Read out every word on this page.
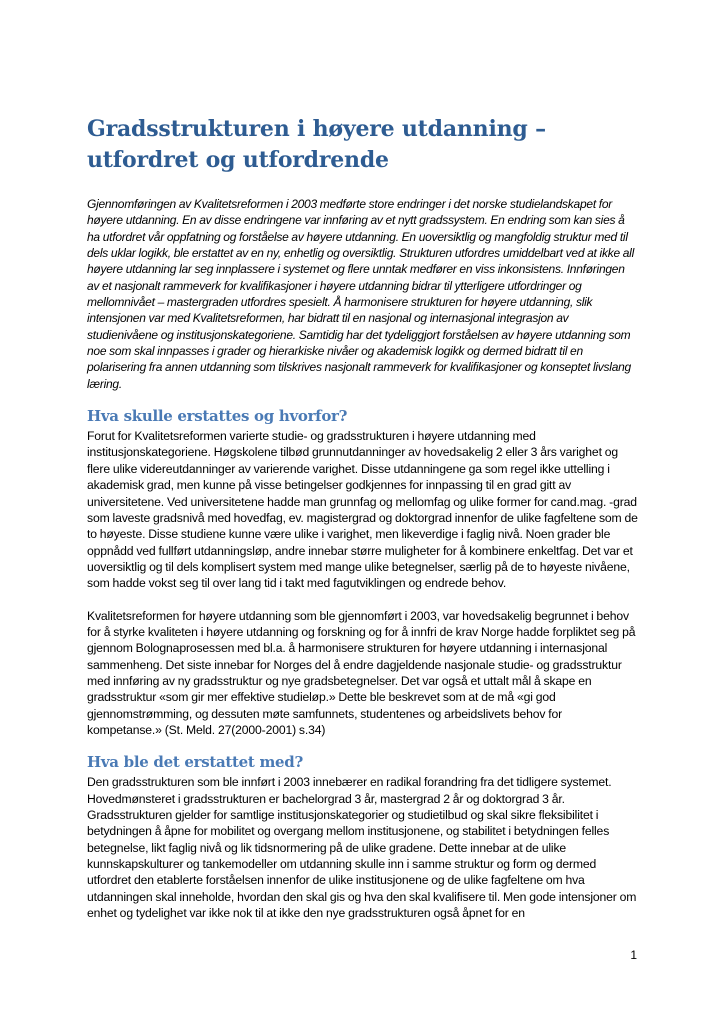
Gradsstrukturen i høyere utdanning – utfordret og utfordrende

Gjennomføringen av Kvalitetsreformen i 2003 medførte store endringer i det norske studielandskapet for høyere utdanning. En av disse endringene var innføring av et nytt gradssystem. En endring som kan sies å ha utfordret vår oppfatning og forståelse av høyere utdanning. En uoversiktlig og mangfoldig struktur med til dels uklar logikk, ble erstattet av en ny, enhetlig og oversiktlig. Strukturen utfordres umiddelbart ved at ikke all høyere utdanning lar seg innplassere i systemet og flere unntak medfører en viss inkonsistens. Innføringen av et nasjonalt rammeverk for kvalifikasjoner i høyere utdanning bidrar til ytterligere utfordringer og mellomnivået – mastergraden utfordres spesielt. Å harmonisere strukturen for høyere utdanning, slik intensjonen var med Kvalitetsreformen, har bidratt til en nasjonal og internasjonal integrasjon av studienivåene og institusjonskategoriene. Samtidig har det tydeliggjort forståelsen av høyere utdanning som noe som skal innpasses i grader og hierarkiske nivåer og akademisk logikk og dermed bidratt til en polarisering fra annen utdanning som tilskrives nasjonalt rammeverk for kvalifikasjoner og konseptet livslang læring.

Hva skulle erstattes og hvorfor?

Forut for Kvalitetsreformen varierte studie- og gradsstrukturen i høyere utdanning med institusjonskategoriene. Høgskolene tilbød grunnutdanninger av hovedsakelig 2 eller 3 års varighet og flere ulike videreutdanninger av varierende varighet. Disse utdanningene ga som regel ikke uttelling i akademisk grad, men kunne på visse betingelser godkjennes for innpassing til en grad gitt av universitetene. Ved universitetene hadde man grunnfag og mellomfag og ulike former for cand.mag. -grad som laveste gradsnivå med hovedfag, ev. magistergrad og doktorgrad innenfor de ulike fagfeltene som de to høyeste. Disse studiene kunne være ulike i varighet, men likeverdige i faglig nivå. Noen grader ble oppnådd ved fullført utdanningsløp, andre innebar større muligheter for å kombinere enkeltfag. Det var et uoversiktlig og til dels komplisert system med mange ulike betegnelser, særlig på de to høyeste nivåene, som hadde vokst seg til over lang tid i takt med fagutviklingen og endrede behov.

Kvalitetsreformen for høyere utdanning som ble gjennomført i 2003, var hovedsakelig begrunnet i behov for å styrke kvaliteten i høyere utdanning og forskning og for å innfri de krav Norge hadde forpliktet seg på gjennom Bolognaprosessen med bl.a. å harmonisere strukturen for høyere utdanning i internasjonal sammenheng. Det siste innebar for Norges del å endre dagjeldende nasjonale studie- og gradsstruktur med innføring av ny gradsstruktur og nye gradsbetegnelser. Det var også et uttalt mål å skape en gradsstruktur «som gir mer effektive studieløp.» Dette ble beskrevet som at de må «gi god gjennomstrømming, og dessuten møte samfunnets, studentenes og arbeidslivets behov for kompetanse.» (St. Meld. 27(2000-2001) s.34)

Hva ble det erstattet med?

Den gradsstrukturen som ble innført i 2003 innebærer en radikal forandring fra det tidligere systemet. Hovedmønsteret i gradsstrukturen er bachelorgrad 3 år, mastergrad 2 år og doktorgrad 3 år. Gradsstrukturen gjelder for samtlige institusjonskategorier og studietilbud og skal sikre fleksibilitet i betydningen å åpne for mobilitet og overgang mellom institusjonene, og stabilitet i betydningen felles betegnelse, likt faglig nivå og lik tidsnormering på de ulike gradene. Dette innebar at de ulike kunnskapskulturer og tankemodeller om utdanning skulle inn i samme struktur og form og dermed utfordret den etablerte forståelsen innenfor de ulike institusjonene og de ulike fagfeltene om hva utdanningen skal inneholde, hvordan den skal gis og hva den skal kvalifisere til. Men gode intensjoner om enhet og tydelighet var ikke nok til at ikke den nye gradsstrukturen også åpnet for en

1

+ + + + +

- [What you should do]
Take the listing above and restate it word for word, without its pictures.

- [Exercise result]
Read out every word on this page.
Gradsstrukturen i høyere utdanning – utfordret og utfordrende

Gjennomføringen av Kvalitetsreformen i 2003 medførte store endringer i det norske studielandskapet for høyere utdanning. En av disse endringene var innføring av et nytt gradssystem. En endring som kan sies å ha utfordret vår oppfatning og forståelse av høyere utdanning. En uoversiktlig og mangfoldig struktur med til dels uklar logikk, ble erstattet av en ny, enhetlig og oversiktlig. Strukturen utfordres umiddelbart ved at ikke all høyere utdanning lar seg innplassere i systemet og flere unntak medfører en viss inkonsistens. Innføringen av et nasjonalt rammeverk for kvalifikasjoner i høyere utdanning bidrar til ytterligere utfordringer og mellomnivået – mastergraden utfordres spesielt. Å harmonisere strukturen for høyere utdanning, slik intensjonen var med Kvalitetsreformen, har bidratt til en nasjonal og internasjonal integrasjon av studienivåene og institusjonskategoriene. Samtidig har det tydeliggjort forståelsen av høyere utdanning som noe som skal innpasses i grader og hierarkiske nivåer og akademisk logikk og dermed bidratt til en polarisering fra annen utdanning som tilskrives nasjonalt rammeverk for kvalifikasjoner og konseptet livslang læring.

Hva skulle erstattes og hvorfor?

Forut for Kvalitetsreformen varierte studie- og gradsstrukturen i høyere utdanning med institusjonskategoriene. Høgskolene tilbød grunnutdanninger av hovedsakelig 2 eller 3 års varighet og flere ulike videreutdanninger av varierende varighet. Disse utdanningene ga som regel ikke uttelling i akademisk grad, men kunne på visse betingelser godkjennes for innpassing til en grad gitt av universitetene. Ved universitetene hadde man grunnfag og mellomfag og ulike former for cand.mag. -grad som laveste gradsnivå med hovedfag, ev. magistergrad og doktorgrad innenfor de ulike fagfeltene som de to høyeste. Disse studiene kunne være ulike i varighet, men likeverdige i faglig nivå. Noen grader ble oppnådd ved fullført utdanningsløp, andre innebar større muligheter for å kombinere enkeltfag. Det var et uoversiktlig og til dels komplisert system med mange ulike betegnelser, særlig på de to høyeste nivåene, som hadde vokst seg til over lang tid i takt med fagutviklingen og endrede behov.

Kvalitetsreformen for høyere utdanning som ble gjennomført i 2003, var hovedsakelig begrunnet i behov for å styrke kvaliteten i høyere utdanning og forskning og for å innfri de krav Norge hadde forpliktet seg på gjennom Bolognaprosessen med bl.a. å harmonisere strukturen for høyere utdanning i internasjonal sammenheng. Det siste innebar for Norges del å endre dagjeldende nasjonale studie- og gradsstruktur med innføring av ny gradsstruktur og nye gradsbetegnelser. Det var også et uttalt mål å skape en gradsstruktur «som gir mer effektive studieløp.» Dette ble beskrevet som at de må «gi god gjennomstrømming, og dessuten møte samfunnets, studentenes og arbeidslivets behov for kompetanse.» (St. Meld. 27(2000-2001) s.34)

Hva ble det erstattet med?

Den gradsstrukturen som ble innført i 2003 innebærer en radikal forandring fra det tidligere systemet. Hovedmønsteret i gradsstrukturen er bachelorgrad 3 år, mastergrad 2 år og doktorgrad 3 år. Gradsstrukturen gjelder for samtlige institusjonskategorier og studietilbud og skal sikre fleksibilitet i betydningen å åpne for mobilitet og overgang mellom institusjonene, og stabilitet i betydningen felles betegnelse, likt faglig nivå og lik tidsnormering på de ulike gradene. Dette innebar at de ulike kunnskapskulturer og tankemodeller om utdanning skulle inn i samme struktur og form og dermed utfordret den etablerte forståelsen innenfor de ulike institusjonene og de ulike fagfeltene om hva utdanningen skal inneholde, hvordan den skal gis og hva den skal kvalifisere til. Men gode intensjoner om enhet og tydelighet var ikke nok til at ikke den nye gradsstrukturen også åpnet for en

1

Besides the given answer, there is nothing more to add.